> [WHAT THIS TASK INVOLVES]
Identify the lines that contain the string "biocompatible" and copy all of them.

***** INPUT DATA *****

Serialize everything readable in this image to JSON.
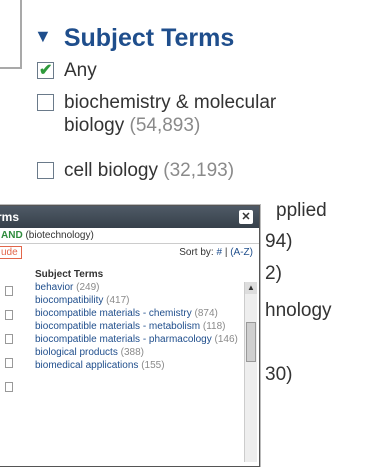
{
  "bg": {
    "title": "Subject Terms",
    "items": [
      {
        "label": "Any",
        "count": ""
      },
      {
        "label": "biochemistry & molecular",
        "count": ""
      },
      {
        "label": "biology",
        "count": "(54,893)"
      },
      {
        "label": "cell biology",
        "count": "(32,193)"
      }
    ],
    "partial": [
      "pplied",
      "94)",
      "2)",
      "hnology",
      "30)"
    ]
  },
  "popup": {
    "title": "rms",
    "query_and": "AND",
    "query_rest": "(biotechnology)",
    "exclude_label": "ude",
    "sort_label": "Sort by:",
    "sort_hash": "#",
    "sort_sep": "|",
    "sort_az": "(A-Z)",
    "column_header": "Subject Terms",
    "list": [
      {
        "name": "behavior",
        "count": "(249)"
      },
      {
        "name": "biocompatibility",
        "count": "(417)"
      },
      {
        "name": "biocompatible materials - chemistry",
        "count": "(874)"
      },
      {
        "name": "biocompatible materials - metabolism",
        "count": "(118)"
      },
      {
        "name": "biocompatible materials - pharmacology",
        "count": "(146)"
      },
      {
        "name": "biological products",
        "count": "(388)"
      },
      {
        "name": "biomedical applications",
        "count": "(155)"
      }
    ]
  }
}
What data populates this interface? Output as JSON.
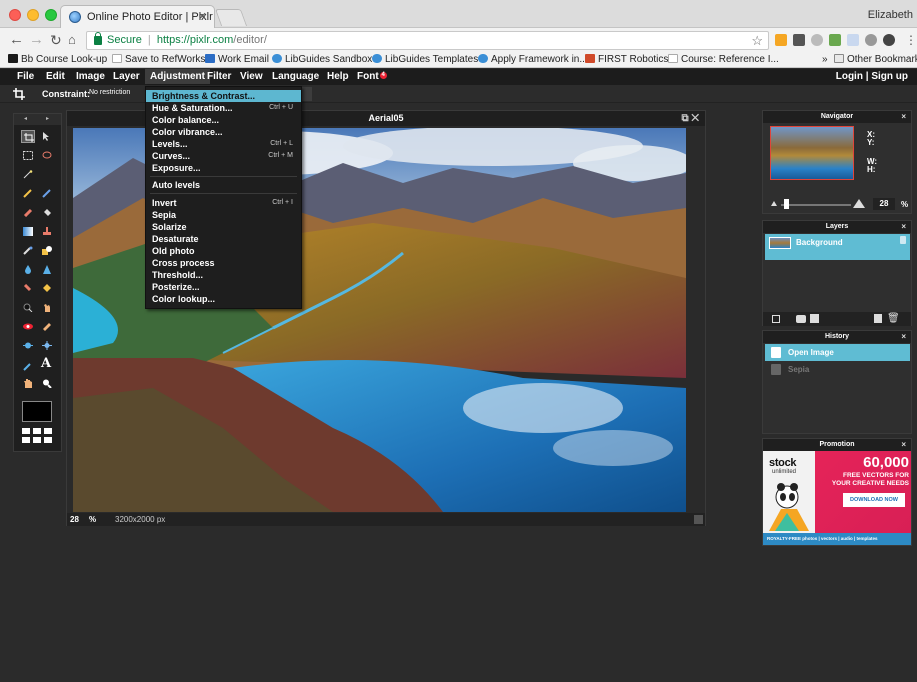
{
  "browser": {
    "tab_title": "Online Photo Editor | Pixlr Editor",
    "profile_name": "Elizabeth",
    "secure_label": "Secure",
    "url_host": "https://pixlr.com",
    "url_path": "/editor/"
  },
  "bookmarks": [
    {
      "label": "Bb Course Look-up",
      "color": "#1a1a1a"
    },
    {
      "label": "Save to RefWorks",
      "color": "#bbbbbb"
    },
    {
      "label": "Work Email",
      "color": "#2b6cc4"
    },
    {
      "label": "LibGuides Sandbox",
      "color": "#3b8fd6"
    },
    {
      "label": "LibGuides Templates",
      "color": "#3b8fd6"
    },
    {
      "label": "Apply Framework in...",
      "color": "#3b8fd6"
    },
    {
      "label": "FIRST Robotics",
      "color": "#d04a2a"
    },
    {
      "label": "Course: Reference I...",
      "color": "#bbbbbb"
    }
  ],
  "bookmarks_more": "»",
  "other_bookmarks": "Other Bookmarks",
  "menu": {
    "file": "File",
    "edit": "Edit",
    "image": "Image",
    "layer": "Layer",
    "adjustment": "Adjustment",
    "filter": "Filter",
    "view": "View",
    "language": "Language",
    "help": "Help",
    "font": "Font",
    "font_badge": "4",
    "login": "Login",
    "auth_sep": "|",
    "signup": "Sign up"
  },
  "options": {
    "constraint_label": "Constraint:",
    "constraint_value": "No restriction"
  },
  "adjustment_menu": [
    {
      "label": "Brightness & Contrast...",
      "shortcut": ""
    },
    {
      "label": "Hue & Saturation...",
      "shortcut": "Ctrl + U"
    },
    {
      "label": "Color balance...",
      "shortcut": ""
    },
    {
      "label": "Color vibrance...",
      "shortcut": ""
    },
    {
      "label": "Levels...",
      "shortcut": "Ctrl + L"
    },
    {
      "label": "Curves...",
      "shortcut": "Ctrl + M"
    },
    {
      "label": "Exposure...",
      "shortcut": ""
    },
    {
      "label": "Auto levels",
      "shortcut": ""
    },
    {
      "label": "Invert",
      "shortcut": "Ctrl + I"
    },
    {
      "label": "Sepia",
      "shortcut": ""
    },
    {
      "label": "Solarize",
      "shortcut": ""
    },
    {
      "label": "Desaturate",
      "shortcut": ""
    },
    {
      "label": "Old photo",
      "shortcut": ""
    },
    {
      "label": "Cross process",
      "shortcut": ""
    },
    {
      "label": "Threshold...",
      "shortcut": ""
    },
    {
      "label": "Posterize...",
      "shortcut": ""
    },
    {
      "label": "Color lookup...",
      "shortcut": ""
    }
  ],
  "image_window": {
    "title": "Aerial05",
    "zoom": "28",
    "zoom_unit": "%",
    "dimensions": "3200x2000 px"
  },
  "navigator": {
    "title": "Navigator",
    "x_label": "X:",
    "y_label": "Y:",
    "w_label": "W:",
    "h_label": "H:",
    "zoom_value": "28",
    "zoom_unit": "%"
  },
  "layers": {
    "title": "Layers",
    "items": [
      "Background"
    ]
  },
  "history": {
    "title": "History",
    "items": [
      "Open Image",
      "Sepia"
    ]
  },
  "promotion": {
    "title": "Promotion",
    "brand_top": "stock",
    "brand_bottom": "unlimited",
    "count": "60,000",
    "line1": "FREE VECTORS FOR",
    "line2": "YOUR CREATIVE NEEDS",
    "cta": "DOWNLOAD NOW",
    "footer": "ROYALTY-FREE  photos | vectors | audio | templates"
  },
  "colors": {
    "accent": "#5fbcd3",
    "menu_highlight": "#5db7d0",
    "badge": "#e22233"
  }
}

*****

> [WORKED ANSWER]
        "name": "biocompatible materials - chemistry",
        "name": "biocompatible materials - metabolism",
        "name": "biocompatible materials - pharmacology",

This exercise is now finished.